→ **Supplied text**
=======

After city council gave its blessing to the $15.8-million price hike for the new Johnson Street Bridge, staff wasted no time starting the search for a general contractor to get the work done.
On Friday, it posted a callout to companies interested in being shortlisted for the job, including demolition of the remaining bridge and construction of the new one.
The day before, city council grappled with the new $92.8-million project estimate, up from a previous estimate of $77 million.
While some couldn’t accept the higher price, a majority conceded to the escalation, hoping that a competitive procurement model will bring down costs. Council rejected two options for proceeding that promised possible savings, but left architectural features and even amenities such as bike paths at the discretion of the future contractor.
“When I came into the office today, my position was $77 million and not a penny more,” said Coun. Marianne Alto, at the public meeting. “I still have to say there’s a part of my head and my heart that doesn’t believe that we can’t build a bridge that has these (amenities) for $77 million. I think there’s a lot of people in the city who believe the same thing.”
The importance of staying on course to keep on schedule, however, helped to sway her vote.
At the recommendation of the city’s project director, Mike Lai, council approved what’s called a ‘design-assist’ delivery model.
That means the general contractor, to be hired in October, will build the bridge as designed by the project’s overseer, MMM Group. Council insisted, however, on flexibility to allow the contractor to make alterations to the design – as approved by the city – to save money.
Hiring the best engineering company for the job will be a two-step process.

=======

→ **Aim A**
Please return the entries word for word, starting at their first line and ending with the line that contains "trace-wt — [467, 124, 496, 161]", both included.

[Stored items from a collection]
=======

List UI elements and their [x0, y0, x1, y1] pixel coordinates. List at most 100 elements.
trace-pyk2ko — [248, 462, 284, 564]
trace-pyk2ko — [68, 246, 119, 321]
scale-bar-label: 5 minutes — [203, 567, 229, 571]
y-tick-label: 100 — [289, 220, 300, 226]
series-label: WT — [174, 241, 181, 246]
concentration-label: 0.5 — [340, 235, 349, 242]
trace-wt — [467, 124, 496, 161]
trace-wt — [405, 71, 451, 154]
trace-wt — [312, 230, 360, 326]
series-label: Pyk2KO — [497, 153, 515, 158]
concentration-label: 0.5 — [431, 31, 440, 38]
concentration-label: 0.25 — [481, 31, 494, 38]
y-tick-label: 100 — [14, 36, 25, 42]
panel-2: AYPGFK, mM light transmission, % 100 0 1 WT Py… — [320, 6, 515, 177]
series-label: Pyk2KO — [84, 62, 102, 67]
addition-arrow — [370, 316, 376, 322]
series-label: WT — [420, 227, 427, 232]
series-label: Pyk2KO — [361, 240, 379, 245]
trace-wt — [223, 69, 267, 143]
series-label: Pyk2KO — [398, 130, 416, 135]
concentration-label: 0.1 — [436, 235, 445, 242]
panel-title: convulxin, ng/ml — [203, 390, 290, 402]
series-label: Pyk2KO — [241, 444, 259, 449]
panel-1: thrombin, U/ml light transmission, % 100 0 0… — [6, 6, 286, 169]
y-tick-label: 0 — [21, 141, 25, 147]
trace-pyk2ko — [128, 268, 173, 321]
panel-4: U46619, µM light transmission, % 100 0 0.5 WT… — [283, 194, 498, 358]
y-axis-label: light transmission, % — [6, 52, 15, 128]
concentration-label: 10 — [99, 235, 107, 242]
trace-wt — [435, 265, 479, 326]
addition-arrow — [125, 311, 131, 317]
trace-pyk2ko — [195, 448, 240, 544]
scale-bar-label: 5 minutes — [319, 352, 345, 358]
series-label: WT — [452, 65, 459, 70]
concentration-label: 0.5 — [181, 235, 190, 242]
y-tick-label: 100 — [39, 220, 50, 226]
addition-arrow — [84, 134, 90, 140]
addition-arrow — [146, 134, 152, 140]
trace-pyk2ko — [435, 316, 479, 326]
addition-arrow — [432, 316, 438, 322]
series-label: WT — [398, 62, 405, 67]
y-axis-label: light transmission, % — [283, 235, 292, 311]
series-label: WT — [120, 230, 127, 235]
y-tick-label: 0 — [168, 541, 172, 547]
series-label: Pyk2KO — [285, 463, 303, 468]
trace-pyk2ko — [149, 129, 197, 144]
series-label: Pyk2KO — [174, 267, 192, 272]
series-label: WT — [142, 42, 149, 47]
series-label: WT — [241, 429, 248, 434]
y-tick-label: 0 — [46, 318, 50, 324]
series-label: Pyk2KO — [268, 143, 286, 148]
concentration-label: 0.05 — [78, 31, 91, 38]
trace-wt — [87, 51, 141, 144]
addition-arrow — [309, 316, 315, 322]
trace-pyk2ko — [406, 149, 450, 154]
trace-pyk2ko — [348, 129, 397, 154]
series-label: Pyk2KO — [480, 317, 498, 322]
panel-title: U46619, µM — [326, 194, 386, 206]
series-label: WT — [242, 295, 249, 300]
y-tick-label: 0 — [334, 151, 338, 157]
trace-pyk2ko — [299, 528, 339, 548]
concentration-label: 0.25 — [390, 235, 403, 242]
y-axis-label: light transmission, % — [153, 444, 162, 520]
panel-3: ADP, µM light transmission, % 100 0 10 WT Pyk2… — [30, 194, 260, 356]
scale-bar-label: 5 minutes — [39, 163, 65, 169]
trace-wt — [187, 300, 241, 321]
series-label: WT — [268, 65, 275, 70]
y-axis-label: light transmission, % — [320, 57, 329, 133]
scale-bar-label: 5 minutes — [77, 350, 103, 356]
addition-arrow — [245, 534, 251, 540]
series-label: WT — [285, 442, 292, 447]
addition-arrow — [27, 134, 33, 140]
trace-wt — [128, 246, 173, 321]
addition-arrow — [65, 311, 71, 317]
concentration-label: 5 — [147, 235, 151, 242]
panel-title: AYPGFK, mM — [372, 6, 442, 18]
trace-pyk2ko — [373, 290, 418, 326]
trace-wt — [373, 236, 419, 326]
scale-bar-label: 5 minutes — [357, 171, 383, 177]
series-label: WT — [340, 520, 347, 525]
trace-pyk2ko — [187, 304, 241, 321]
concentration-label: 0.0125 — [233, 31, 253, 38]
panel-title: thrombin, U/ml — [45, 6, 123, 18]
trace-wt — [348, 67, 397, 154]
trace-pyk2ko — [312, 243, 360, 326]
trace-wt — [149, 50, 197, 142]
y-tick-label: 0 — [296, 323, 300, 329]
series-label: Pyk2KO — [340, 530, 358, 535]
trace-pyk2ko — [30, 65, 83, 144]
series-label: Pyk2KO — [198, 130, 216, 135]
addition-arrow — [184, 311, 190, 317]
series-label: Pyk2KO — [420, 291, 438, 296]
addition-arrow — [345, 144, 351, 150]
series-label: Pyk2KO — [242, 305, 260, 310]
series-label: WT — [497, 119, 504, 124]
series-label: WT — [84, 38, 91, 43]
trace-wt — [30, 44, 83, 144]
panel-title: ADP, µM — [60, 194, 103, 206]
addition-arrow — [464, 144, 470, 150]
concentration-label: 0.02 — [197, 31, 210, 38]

=======

→ **Aim B**
In the article on the Johnson Street Bridge, which delivery model did council approve on the recommendation of the city's project director?

→ **Expected answer A**
List UI elements and their [x0, y0, x1, y1] pixel coordinates. List at most 100 elements.
trace-pyk2ko — [248, 462, 284, 564]
trace-pyk2ko — [68, 246, 119, 321]
scale-bar-label: 5 minutes — [203, 567, 229, 571]
y-tick-label: 100 — [289, 220, 300, 226]
series-label: WT — [174, 241, 181, 246]
concentration-label: 0.5 — [340, 235, 349, 242]
trace-wt — [467, 124, 496, 161]

→ **Expected answer B**
A "design-assist" delivery model.